In the records below, tally every line containing "retweets". Report only the total.

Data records

┌────────

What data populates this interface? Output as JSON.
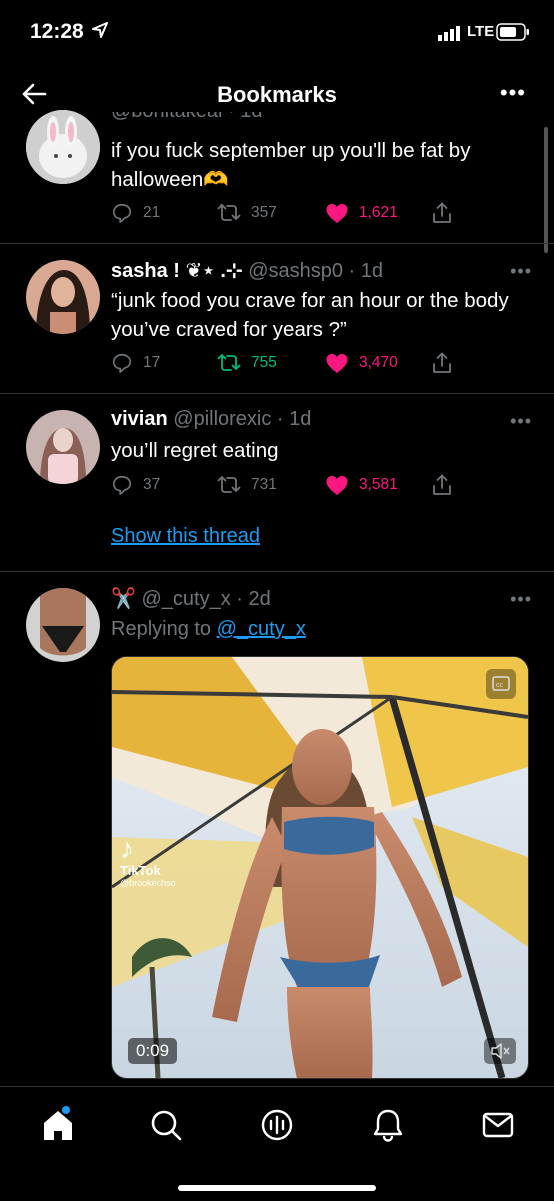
{
  "status_bar": {
    "time": "12:28",
    "network": "LTE"
  },
  "header": {
    "title": "Bookmarks"
  },
  "tweets": [
    {
      "name": "",
      "handle": "@bonitakeal · 1d",
      "text": "if you fuck september up you'll be fat by halloween🫶",
      "replies": "21",
      "retweets": "357",
      "likes": "1,621"
    },
    {
      "name": "sasha ! ❦⋆ .⊹",
      "handle": "@sashsp0 · 1d",
      "text": "“junk food you crave for an hour or the body you’ve craved for years ?”",
      "replies": "17",
      "retweets": "755",
      "likes": "3,470"
    },
    {
      "name": "vivian",
      "handle": "@pillorexic · 1d",
      "text": "you’ll regret eating",
      "replies": "37",
      "retweets": "731",
      "likes": "3,581",
      "thread_link": "Show this thread"
    },
    {
      "name": "✂️",
      "handle": "@_cuty_x · 2d",
      "replying_prefix": "Replying to",
      "replying_to": "@_cuty_x",
      "media": {
        "duration": "0:09",
        "watermark": "TikTok",
        "watermark_handle": "@brookechso"
      }
    }
  ],
  "colors": {
    "background": "#000000",
    "link": "#1d9bf0",
    "like": "#f91880",
    "retweet": "#00ba7c",
    "muted": "#71767b"
  },
  "tab_bar": {
    "icons": [
      "home-icon",
      "search-icon",
      "spaces-icon",
      "notifications-icon",
      "messages-icon"
    ]
  }
}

└────────

#### EXPECTED ANSWER
3